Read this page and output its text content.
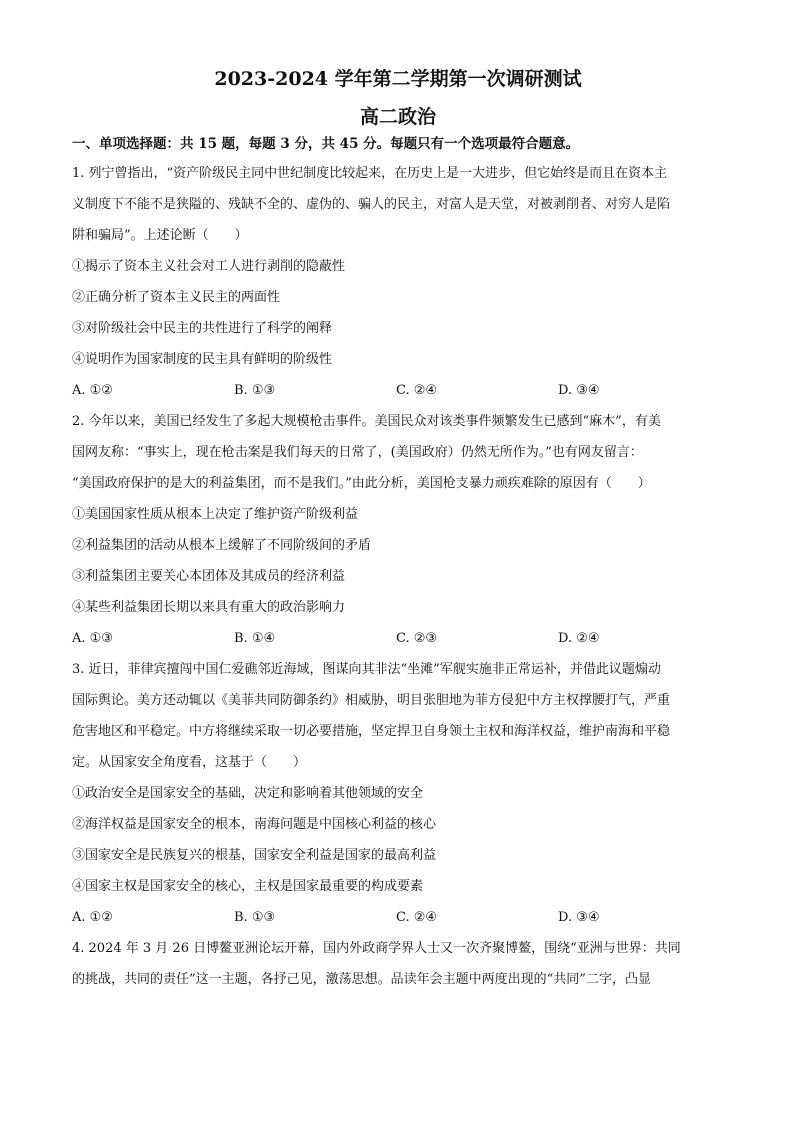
2023-2024 学年第二学期第一次调研测试
高二政治

一、单项选择题：共 15 题，每题 3 分，共 45 分。每题只有一个选项最符合题意。

1. 列宁曾指出，“资产阶级民主同中世纪制度比较起来，在历史上是一大进步，但它始终是而且在资本主

义制度下不能不是狭隘的、残缺不全的、虚伪的、骗人的民主，对富人是天堂，对被剥削者、对穷人是陷

阱和骗局”。上述论断（　　）

①揭示了资本主义社会对工人进行剥削的隐蔽性

②正确分析了资本主义民主的两面性

③对阶级社会中民主的共性进行了科学的阐释

④说明作为国家制度的民主具有鲜明的阶级性

A. ①②	B. ①③	C. ②④	D. ③④

2. 今年以来，美国已经发生了多起大规模枪击事件。美国民众对该类事件频繁发生已感到“麻木”，有美

国网友称：“事实上，现在枪击案是我们每天的日常了，(美国政府）仍然无所作为。”也有网友留言：

“美国政府保护的是大的利益集团，而不是我们。”由此分析，美国枪支暴力顽疾难除的原因有（　　）

①美国国家性质从根本上决定了维护资产阶级利益

②利益集团的活动从根本上缓解了不同阶级间的矛盾

③利益集团主要关心本团体及其成员的经济利益

④某些利益集团长期以来具有重大的政治影响力

A. ①③	B. ①④	C. ②③	D. ②④

3. 近日，菲律宾擅闯中国仁爱礁邻近海域，图谋向其非法“坐滩”军舰实施非正常运补，并借此议题煽动

国际舆论。美方还动辄以《美菲共同防御条约》相威胁，明目张胆地为菲方侵犯中方主权撑腰打气，严重

危害地区和平稳定。中方将继续采取一切必要措施，坚定捍卫自身领土主权和海洋权益，维护南海和平稳

定。从国家安全角度看，这基于（　　）

①政治安全是国家安全的基础，决定和影响着其他领域的安全

②海洋权益是国家安全的根本，南海问题是中国核心利益的核心

③国家安全是民族复兴的根基，国家安全利益是国家的最高利益

④国家主权是国家安全的核心，主权是国家最重要的构成要素

A. ①②	B. ①③	C. ②④	D. ③④

4. 2024 年 3 月 26 日博鳌亚洲论坛开幕，国内外政商学界人士又一次齐聚博鳌，围绕“亚洲与世界：共同

的挑战，共同的责任”这一主题，各抒己见，激荡思想。品读年会主题中两度出现的“共同”二字，凸显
:::
-- Task prompt --
Pictures are to be left out; the records above must be repeated word for word.

-- Task response --
Read this page and output its text content.
2023-2024 学年第二学期第一次调研测试
高二政治

一、单项选择题：共 15 题，每题 3 分，共 45 分。每题只有一个选项最符合题意。

1. 列宁曾指出，“资产阶级民主同中世纪制度比较起来，在历史上是一大进步，但它始终是而且在资本主

义制度下不能不是狭隘的、残缺不全的、虚伪的、骗人的民主，对富人是天堂，对被剥削者、对穷人是陷

阱和骗局”。上述论断（　　）

①揭示了资本主义社会对工人进行剥削的隐蔽性

②正确分析了资本主义民主的两面性

③对阶级社会中民主的共性进行了科学的阐释

④说明作为国家制度的民主具有鲜明的阶级性

A. ①②	B. ①③	C. ②④	D. ③④

2. 今年以来，美国已经发生了多起大规模枪击事件。美国民众对该类事件频繁发生已感到“麻木”，有美

国网友称：“事实上，现在枪击案是我们每天的日常了，(美国政府）仍然无所作为。”也有网友留言：

“美国政府保护的是大的利益集团，而不是我们。”由此分析，美国枪支暴力顽疾难除的原因有（　　）

①美国国家性质从根本上决定了维护资产阶级利益

②利益集团的活动从根本上缓解了不同阶级间的矛盾

③利益集团主要关心本团体及其成员的经济利益

④某些利益集团长期以来具有重大的政治影响力

A. ①③	B. ①④	C. ②③	D. ②④

3. 近日，菲律宾擅闯中国仁爱礁邻近海域，图谋向其非法“坐滩”军舰实施非正常运补，并借此议题煽动

国际舆论。美方还动辄以《美菲共同防御条约》相威胁，明目张胆地为菲方侵犯中方主权撑腰打气，严重

危害地区和平稳定。中方将继续采取一切必要措施，坚定捍卫自身领土主权和海洋权益，维护南海和平稳

定。从国家安全角度看，这基于（　　）

①政治安全是国家安全的基础，决定和影响着其他领域的安全

②海洋权益是国家安全的根本，南海问题是中国核心利益的核心

③国家安全是民族复兴的根基，国家安全利益是国家的最高利益

④国家主权是国家安全的核心，主权是国家最重要的构成要素

A. ①②	B. ①③	C. ②④	D. ③④

4. 2024 年 3 月 26 日博鳌亚洲论坛开幕，国内外政商学界人士又一次齐聚博鳌，围绕“亚洲与世界：共同

的挑战，共同的责任”这一主题，各抒己见，激荡思想。品读年会主题中两度出现的“共同”二字，凸显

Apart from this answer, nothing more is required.